EXTRACTED INFORMATION -
++++
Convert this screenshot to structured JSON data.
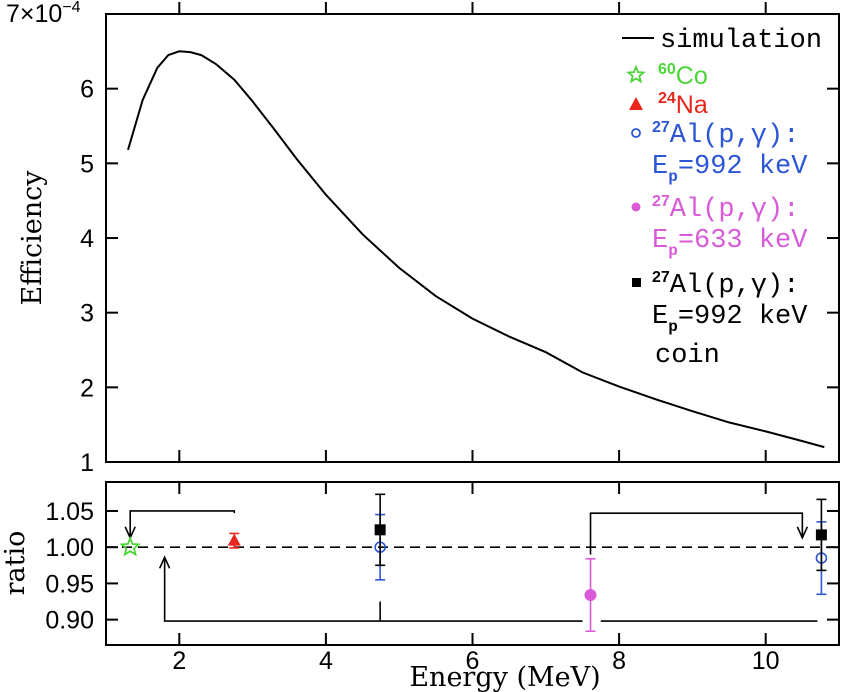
{
  "chart_data": [
    {
      "type": "line",
      "panel": "efficiency",
      "ylabel": "Efficiency",
      "scale_text": "7×10",
      "scale_exp": "−4",
      "xlim": [
        1.0,
        11.0
      ],
      "ylim": [
        1.0,
        7.0
      ],
      "yticks": [
        1,
        2,
        3,
        4,
        5,
        6
      ],
      "ytick_labels": [
        "1",
        "2",
        "3",
        "4",
        "5",
        "6"
      ],
      "series": [
        {
          "name": "simulation",
          "color": "#000000",
          "x": [
            1.3,
            1.5,
            1.7,
            1.85,
            2.0,
            2.15,
            2.3,
            2.5,
            2.75,
            3.0,
            3.3,
            3.6,
            4.0,
            4.5,
            5.0,
            5.5,
            6.0,
            6.5,
            7.0,
            7.5,
            8.0,
            8.5,
            9.0,
            9.5,
            10.0,
            10.5,
            10.8
          ],
          "y": [
            5.18,
            5.85,
            6.28,
            6.45,
            6.5,
            6.49,
            6.45,
            6.33,
            6.12,
            5.83,
            5.45,
            5.06,
            4.58,
            4.05,
            3.6,
            3.22,
            2.92,
            2.68,
            2.47,
            2.2,
            2.01,
            1.84,
            1.68,
            1.53,
            1.41,
            1.28,
            1.2
          ]
        }
      ],
      "legend": [
        {
          "symbol": "line",
          "color": "#000000",
          "text": "simulation"
        },
        {
          "symbol": "star",
          "color": "#4cd438",
          "sup": "60",
          "text": "Co"
        },
        {
          "symbol": "triangle",
          "color": "#e8261c",
          "sup": "24",
          "text": "Na"
        },
        {
          "symbol": "open-circle",
          "color": "#2c56d6",
          "sup": "27",
          "text": "Al(p,γ):",
          "line2_main": "E",
          "line2_sub": "p",
          "line2_rest": "=992 keV"
        },
        {
          "symbol": "filled-circle",
          "color": "#d95bd9",
          "sup": "27",
          "text": "Al(p,γ):",
          "line2_main": "E",
          "line2_sub": "p",
          "line2_rest": "=633 keV"
        },
        {
          "symbol": "square",
          "color": "#000000",
          "sup": "27",
          "text": "Al(p,γ):",
          "line2_main": "E",
          "line2_sub": "p",
          "line2_rest": "=992 keV",
          "line3": "coin"
        }
      ]
    },
    {
      "type": "scatter",
      "panel": "ratio",
      "xlabel": "Energy (MeV)",
      "ylabel": "ratio",
      "xlim": [
        1.0,
        11.0
      ],
      "ylim": [
        0.865,
        1.09
      ],
      "xticks": [
        2,
        4,
        6,
        8,
        10
      ],
      "xtick_labels": [
        "2",
        "4",
        "6",
        "8",
        "10"
      ],
      "yticks": [
        0.9,
        0.95,
        1.0,
        1.05
      ],
      "ytick_labels": [
        "0.90",
        "0.95",
        "1.00",
        "1.05"
      ],
      "reference_line": 1.0,
      "points": [
        {
          "series": "60Co",
          "symbol": "star",
          "color": "#4cd438",
          "x": 1.33,
          "y": 1.0,
          "err": 0.0
        },
        {
          "series": "24Na",
          "symbol": "triangle",
          "color": "#e8261c",
          "x": 2.75,
          "y": 1.009,
          "err": 0.01
        },
        {
          "series": "27Al(p,γ) Ep=992 keV",
          "symbol": "open-circle",
          "color": "#2c56d6",
          "x": 4.74,
          "y": 1.0,
          "err": 0.045
        },
        {
          "series": "27Al(p,γ) Ep=992 keV coin",
          "symbol": "square",
          "color": "#000000",
          "x": 4.74,
          "y": 1.024,
          "err": 0.049
        },
        {
          "series": "27Al(p,γ) Ep=633 keV",
          "symbol": "filled-circle",
          "color": "#d95bd9",
          "x": 7.61,
          "y": 0.934,
          "err": 0.05
        },
        {
          "series": "27Al(p,γ) Ep=992 keV",
          "symbol": "open-circle",
          "color": "#2c56d6",
          "x": 10.76,
          "y": 0.985,
          "err": 0.05
        },
        {
          "series": "27Al(p,γ) Ep=992 keV coin",
          "symbol": "square",
          "color": "#000000",
          "x": 10.76,
          "y": 1.017,
          "err": 0.049
        }
      ],
      "connectors": [
        {
          "kind": "bracket-top",
          "x_from": 2.75,
          "x_to": 1.33,
          "y_top": 1.05,
          "y_arrow_end": 1.013,
          "arrow_at": "to"
        },
        {
          "kind": "bracket-top",
          "x_from": 7.61,
          "x_to": 10.5,
          "y_top": 1.047,
          "y_arrow_end": 1.013,
          "arrow_at": "to"
        },
        {
          "kind": "bracket-bottom",
          "x_left": 1.8,
          "x_right": 10.76,
          "x_mid": 4.74,
          "x_gap_start": 7.5,
          "x_gap_end": 7.75,
          "y_bottom": 0.898,
          "y_arrow_end": 0.986,
          "arrow_at": "left"
        }
      ]
    }
  ]
}
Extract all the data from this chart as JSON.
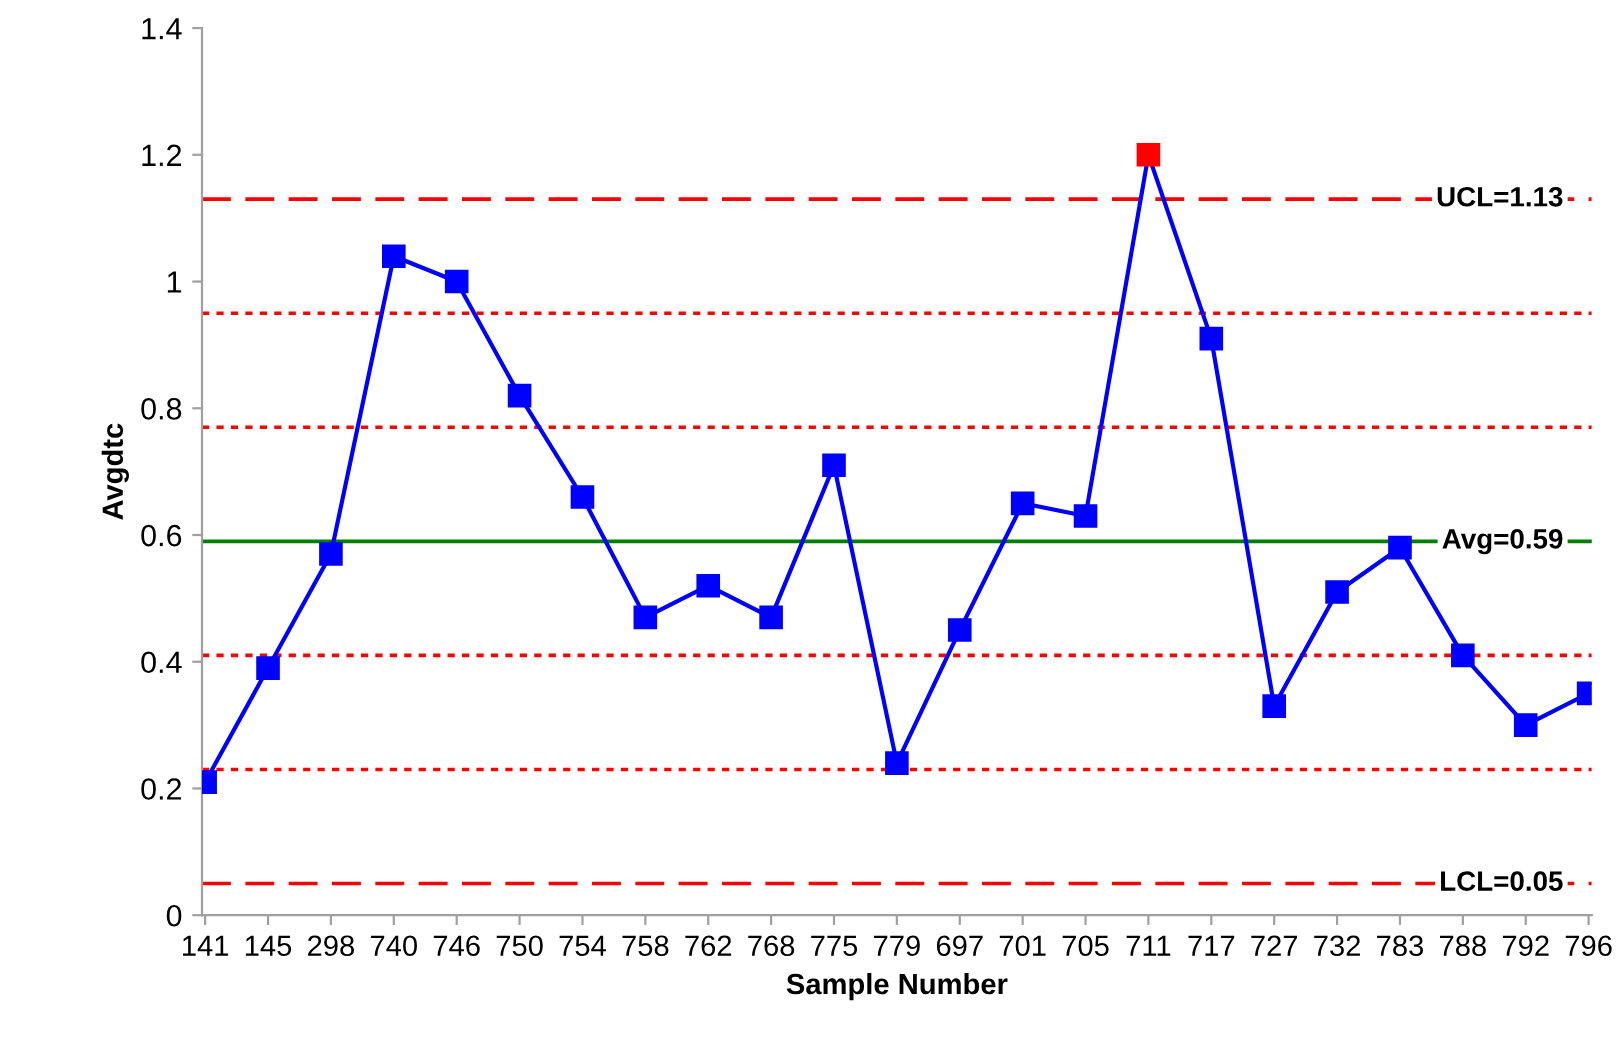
{
  "chart_data": {
    "type": "line",
    "xlabel": "Sample Number",
    "ylabel": "Avgdtc",
    "categories": [
      "141",
      "145",
      "298",
      "740",
      "746",
      "750",
      "754",
      "758",
      "762",
      "768",
      "775",
      "779",
      "697",
      "701",
      "705",
      "711",
      "717",
      "727",
      "732",
      "783",
      "788",
      "792",
      "796"
    ],
    "series": [
      {
        "color": "#0000ff",
        "values": [
          0.21,
          0.39,
          0.57,
          1.04,
          1.0,
          0.82,
          0.66,
          0.47,
          0.52,
          0.47,
          0.71,
          0.24,
          0.45,
          0.65,
          0.63,
          1.2,
          0.91,
          0.33,
          0.51,
          0.58,
          0.41,
          0.3,
          0.35
        ],
        "colors": [
          "#0000ff",
          "#0000ff",
          "#0000ff",
          "#0000ff",
          "#0000ff",
          "#0000ff",
          "#0000ff",
          "#0000ff",
          "#0000ff",
          "#0000ff",
          "#0000ff",
          "#0000ff",
          "#0000ff",
          "#0000ff",
          "#0000ff",
          "#ff0000",
          "#0000ff",
          "#0000ff",
          "#0000ff",
          "#0000ff",
          "#0000ff",
          "#0000ff",
          "#0000ff"
        ]
      }
    ],
    "marker": "square",
    "line_style": "solid",
    "ylim": [
      0,
      1.4
    ],
    "yticks": [
      0,
      0.2,
      0.4,
      0.6,
      0.8,
      1,
      1.2,
      1.4
    ],
    "grid": false,
    "legend": false,
    "ref_lines": [
      {
        "axis": "y",
        "value": 1.13,
        "label": "UCL=1.13",
        "color": "#ff0000",
        "line_style": "dashed"
      },
      {
        "axis": "y",
        "value": 0.95,
        "label": null,
        "color": "#ff0000",
        "line_style": "dotted"
      },
      {
        "axis": "y",
        "value": 0.77,
        "label": null,
        "color": "#ff0000",
        "line_style": "dotted"
      },
      {
        "axis": "y",
        "value": 0.59,
        "label": "Avg=0.59",
        "color": "#008000",
        "line_style": "solid"
      },
      {
        "axis": "y",
        "value": 0.41,
        "label": null,
        "color": "#ff0000",
        "line_style": "dotted"
      },
      {
        "axis": "y",
        "value": 0.23,
        "label": null,
        "color": "#ff0000",
        "line_style": "dotted"
      },
      {
        "axis": "y",
        "value": 0.05,
        "label": "LCL=0.05",
        "color": "#ff0000",
        "line_style": "dashed"
      }
    ]
  }
}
++++
INSTRUCTIONS TO FOLLOW - Copy out all the data exactly; skip the pictures.

SOLUTION TO THIS TASK -
Convert this screenshot to structured JSON data.
{
  "chart_data": [
    {
      "type": "line",
      "panel": "efficiency",
      "ylabel": "Efficiency",
      "scale_text": "7×10",
      "scale_exp": "−4",
      "xlim": [
        1.0,
        11.0
      ],
      "ylim": [
        1.0,
        7.0
      ],
      "yticks": [
        1,
        2,
        3,
        4,
        5,
        6
      ],
      "ytick_labels": [
        "1",
        "2",
        "3",
        "4",
        "5",
        "6"
      ],
      "series": [
        {
          "name": "simulation",
          "color": "#000000",
          "x": [
            1.3,
            1.5,
            1.7,
            1.85,
            2.0,
            2.15,
            2.3,
            2.5,
            2.75,
            3.0,
            3.3,
            3.6,
            4.0,
            4.5,
            5.0,
            5.5,
            6.0,
            6.5,
            7.0,
            7.5,
            8.0,
            8.5,
            9.0,
            9.5,
            10.0,
            10.5,
            10.8
          ],
          "y": [
            5.18,
            5.85,
            6.28,
            6.45,
            6.5,
            6.49,
            6.45,
            6.33,
            6.12,
            5.83,
            5.45,
            5.06,
            4.58,
            4.05,
            3.6,
            3.22,
            2.92,
            2.68,
            2.47,
            2.2,
            2.01,
            1.84,
            1.68,
            1.53,
            1.41,
            1.28,
            1.2
          ]
        }
      ],
      "legend": [
        {
          "symbol": "line",
          "color": "#000000",
          "text": "simulation"
        },
        {
          "symbol": "star",
          "color": "#4cd438",
          "sup": "60",
          "text": "Co"
        },
        {
          "symbol": "triangle",
          "color": "#e8261c",
          "sup": "24",
          "text": "Na"
        },
        {
          "symbol": "open-circle",
          "color": "#2c56d6",
          "sup": "27",
          "text": "Al(p,γ):",
          "line2_main": "E",
          "line2_sub": "p",
          "line2_rest": "=992 keV"
        },
        {
          "symbol": "filled-circle",
          "color": "#d95bd9",
          "sup": "27",
          "text": "Al(p,γ):",
          "line2_main": "E",
          "line2_sub": "p",
          "line2_rest": "=633 keV"
        },
        {
          "symbol": "square",
          "color": "#000000",
          "sup": "27",
          "text": "Al(p,γ):",
          "line2_main": "E",
          "line2_sub": "p",
          "line2_rest": "=992 keV",
          "line3": "coin"
        }
      ]
    },
    {
      "type": "scatter",
      "panel": "ratio",
      "xlabel": "Energy (MeV)",
      "ylabel": "ratio",
      "xlim": [
        1.0,
        11.0
      ],
      "ylim": [
        0.865,
        1.09
      ],
      "xticks": [
        2,
        4,
        6,
        8,
        10
      ],
      "xtick_labels": [
        "2",
        "4",
        "6",
        "8",
        "10"
      ],
      "yticks": [
        0.9,
        0.95,
        1.0,
        1.05
      ],
      "ytick_labels": [
        "0.90",
        "0.95",
        "1.00",
        "1.05"
      ],
      "reference_line": 1.0,
      "points": [
        {
          "series": "60Co",
          "symbol": "star",
          "color": "#4cd438",
          "x": 1.33,
          "y": 1.0,
          "err": 0.0
        },
        {
          "series": "24Na",
          "symbol": "triangle",
          "color": "#e8261c",
          "x": 2.75,
          "y": 1.009,
          "err": 0.01
        },
        {
          "series": "27Al(p,γ) Ep=992 keV",
          "symbol": "open-circle",
          "color": "#2c56d6",
          "x": 4.74,
          "y": 1.0,
          "err": 0.045
        },
        {
          "series": "27Al(p,γ) Ep=992 keV coin",
          "symbol": "square",
          "color": "#000000",
          "x": 4.74,
          "y": 1.024,
          "err": 0.049
        },
        {
          "series": "27Al(p,γ) Ep=633 keV",
          "symbol": "filled-circle",
          "color": "#d95bd9",
          "x": 7.61,
          "y": 0.934,
          "err": 0.05
        },
        {
          "series": "27Al(p,γ) Ep=992 keV",
          "symbol": "open-circle",
          "color": "#2c56d6",
          "x": 10.76,
          "y": 0.985,
          "err": 0.05
        },
        {
          "series": "27Al(p,γ) Ep=992 keV coin",
          "symbol": "square",
          "color": "#000000",
          "x": 10.76,
          "y": 1.017,
          "err": 0.049
        }
      ],
      "connectors": [
        {
          "kind": "bracket-top",
          "x_from": 2.75,
          "x_to": 1.33,
          "y_top": 1.05,
          "y_arrow_end": 1.013,
          "arrow_at": "to"
        },
        {
          "kind": "bracket-top",
          "x_from": 7.61,
          "x_to": 10.5,
          "y_top": 1.047,
          "y_arrow_end": 1.013,
          "arrow_at": "to"
        },
        {
          "kind": "bracket-bottom",
          "x_left": 1.8,
          "x_right": 10.76,
          "x_mid": 4.74,
          "x_gap_start": 7.5,
          "x_gap_end": 7.75,
          "y_bottom": 0.898,
          "y_arrow_end": 0.986,
          "arrow_at": "left"
        }
      ]
    }
  ]
}
Extract all the data from this chart as JSON.
{
  "chart_data": {
    "type": "line",
    "xlabel": "Sample Number",
    "ylabel": "Avgdtc",
    "categories": [
      "141",
      "145",
      "298",
      "740",
      "746",
      "750",
      "754",
      "758",
      "762",
      "768",
      "775",
      "779",
      "697",
      "701",
      "705",
      "711",
      "717",
      "727",
      "732",
      "783",
      "788",
      "792",
      "796"
    ],
    "series": [
      {
        "color": "#0000ff",
        "values": [
          0.21,
          0.39,
          0.57,
          1.04,
          1.0,
          0.82,
          0.66,
          0.47,
          0.52,
          0.47,
          0.71,
          0.24,
          0.45,
          0.65,
          0.63,
          1.2,
          0.91,
          0.33,
          0.51,
          0.58,
          0.41,
          0.3,
          0.35
        ],
        "colors": [
          "#0000ff",
          "#0000ff",
          "#0000ff",
          "#0000ff",
          "#0000ff",
          "#0000ff",
          "#0000ff",
          "#0000ff",
          "#0000ff",
          "#0000ff",
          "#0000ff",
          "#0000ff",
          "#0000ff",
          "#0000ff",
          "#0000ff",
          "#ff0000",
          "#0000ff",
          "#0000ff",
          "#0000ff",
          "#0000ff",
          "#0000ff",
          "#0000ff",
          "#0000ff"
        ]
      }
    ],
    "marker": "square",
    "line_style": "solid",
    "ylim": [
      0,
      1.4
    ],
    "yticks": [
      0,
      0.2,
      0.4,
      0.6,
      0.8,
      1,
      1.2,
      1.4
    ],
    "grid": false,
    "legend": false,
    "ref_lines": [
      {
        "axis": "y",
        "value": 1.13,
        "label": "UCL=1.13",
        "color": "#ff0000",
        "line_style": "dashed"
      },
      {
        "axis": "y",
        "value": 0.95,
        "label": null,
        "color": "#ff0000",
        "line_style": "dotted"
      },
      {
        "axis": "y",
        "value": 0.77,
        "label": null,
        "color": "#ff0000",
        "line_style": "dotted"
      },
      {
        "axis": "y",
        "value": 0.59,
        "label": "Avg=0.59",
        "color": "#008000",
        "line_style": "solid"
      },
      {
        "axis": "y",
        "value": 0.41,
        "label": null,
        "color": "#ff0000",
        "line_style": "dotted"
      },
      {
        "axis": "y",
        "value": 0.23,
        "label": null,
        "color": "#ff0000",
        "line_style": "dotted"
      },
      {
        "axis": "y",
        "value": 0.05,
        "label": "LCL=0.05",
        "color": "#ff0000",
        "line_style": "dashed"
      }
    ]
  }
}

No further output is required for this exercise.